Home
My Projects

Titanic Kaggle Project

By Gaurav Roy

12 June 2019

Titanic Project


The Titanic dataset is the "Hello world" of the Machine Learning community. It is perfect for starting off the exploration of classification models and also smaller but necessary requirements like handling missing data and fine-tuning model parameters.

Project Description

The sinking of the RMS Titanic is one of the most infamous shipwrecks in history. On April 15, 1912, during her maiden voyage, the Titanic sank after colliding with an iceberg, killing 1502 out of 2224 passengers and crew. This sensational tragedy shocked the international community and led to better safety regulations for ships.

One of the reasons that the shipwreck led to such loss of life was that there were not enough lifeboats for the passengers and crew. Although there was some element of luck involved in surviving the sinking, some groups of people were more likely to survive than others, such as women, children, and the upper-class.

In this challenge, we ask you to complete the analysis of what sorts of people were likely to survive. In particular, we ask you to apply the tools of machine learning to predict which passengers survived the tragedy.

For a detailed insight of the problem, check out the link : https://www.kaggle.com/c/titanic/

Objective

Using the given dataset, we will train a model to find out which Independent Variables (IV) or Parameters determined the survivability of the passengers. Such IVs could be the age and gender of the passenger as we know that women and children were given priority during the evacuation.

Once the model has been built, we can run a fun experiment by checking whether my family and I would survive this incident if we decided to time-travel to 1912 and board this ship.

Data Analysis

The total dataset at the time of my experiment contains the details of 1309 passengers. This data has been split into 2 sets of training set and test set.
The training set contains the details of 891 passengers and this is the data that we will use to build our machine learning model.

-- Aim --
From the Titanic project page, write out word for word the section starting with "Titanic Kaggle Project" and going on through "regulations for ships.".

-- Data segment --

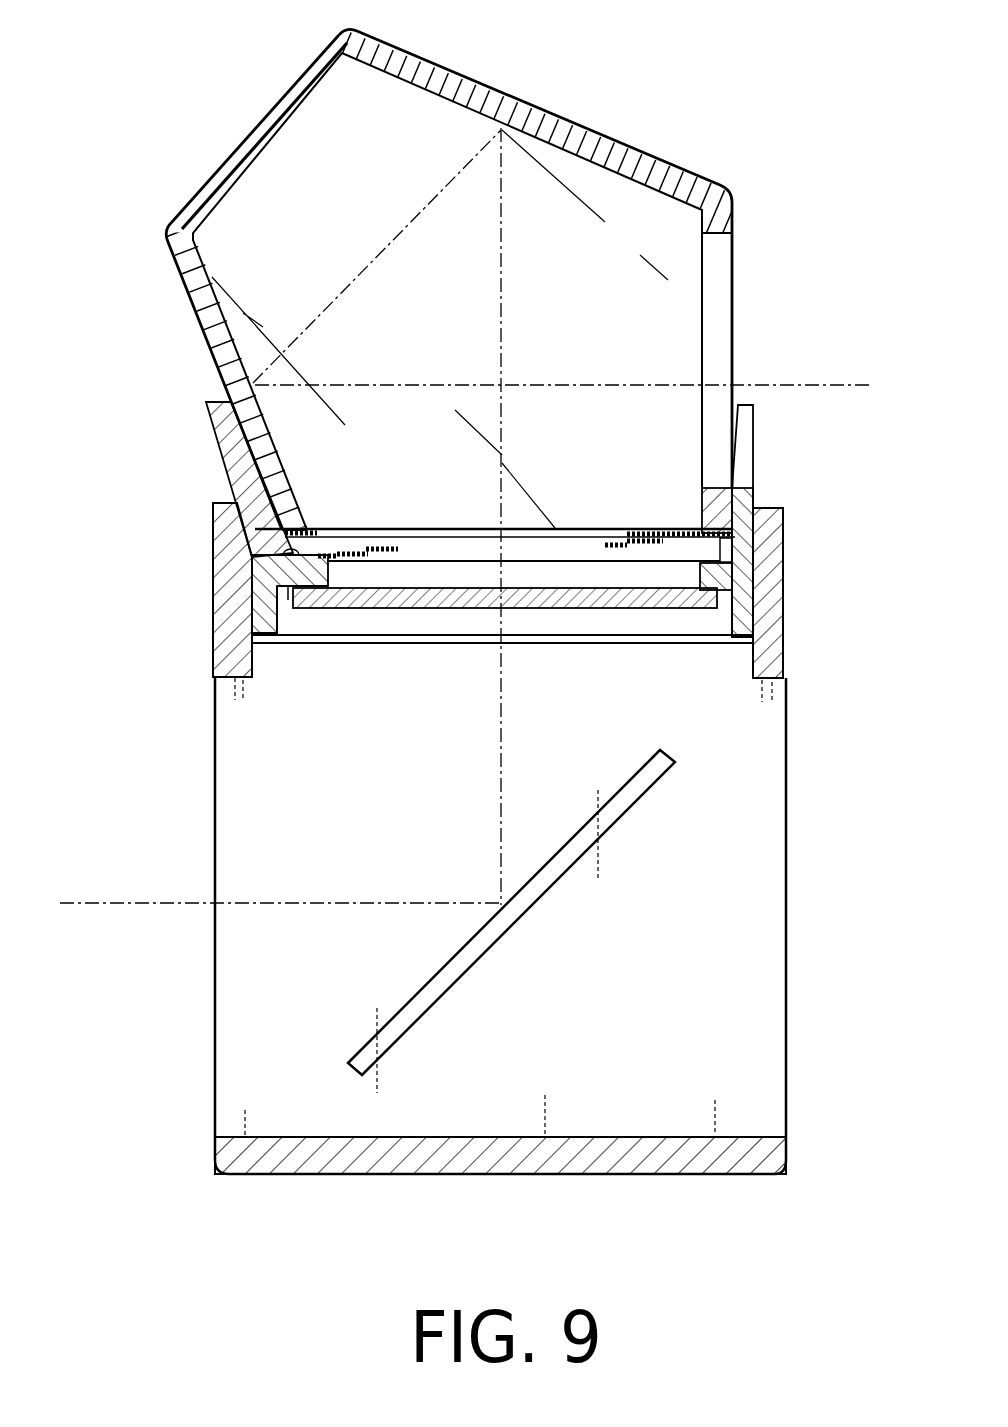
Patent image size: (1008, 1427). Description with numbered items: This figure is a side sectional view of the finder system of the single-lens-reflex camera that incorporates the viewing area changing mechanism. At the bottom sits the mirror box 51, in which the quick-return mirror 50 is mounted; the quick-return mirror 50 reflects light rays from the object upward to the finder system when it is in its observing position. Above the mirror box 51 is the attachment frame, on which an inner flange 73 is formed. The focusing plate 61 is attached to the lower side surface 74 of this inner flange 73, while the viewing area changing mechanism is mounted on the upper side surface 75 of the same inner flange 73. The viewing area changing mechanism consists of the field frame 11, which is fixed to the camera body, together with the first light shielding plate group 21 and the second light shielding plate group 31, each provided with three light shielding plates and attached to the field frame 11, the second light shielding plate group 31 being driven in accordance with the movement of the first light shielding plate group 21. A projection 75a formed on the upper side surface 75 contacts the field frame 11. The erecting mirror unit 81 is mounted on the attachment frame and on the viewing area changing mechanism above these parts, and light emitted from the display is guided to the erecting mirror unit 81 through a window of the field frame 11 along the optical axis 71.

-- Final result --
Titanic Kaggle Project

By Gaurav Roy

12 June 2019

Titanic Project


The Titanic dataset is the "Hello world" of the Machine Learning community. It is perfect for starting off the exploration of classification models and also smaller but necessary requirements like handling missing data and fine-tuning model parameters.

Project Description

The sinking of the RMS Titanic is one of the most infamous shipwrecks in history. On April 15, 1912, during her maiden voyage, the Titanic sank after colliding with an iceberg, killing 1502 out of 2224 passengers and crew. This sensational tragedy shocked the international community and led to better safety regulations for ships.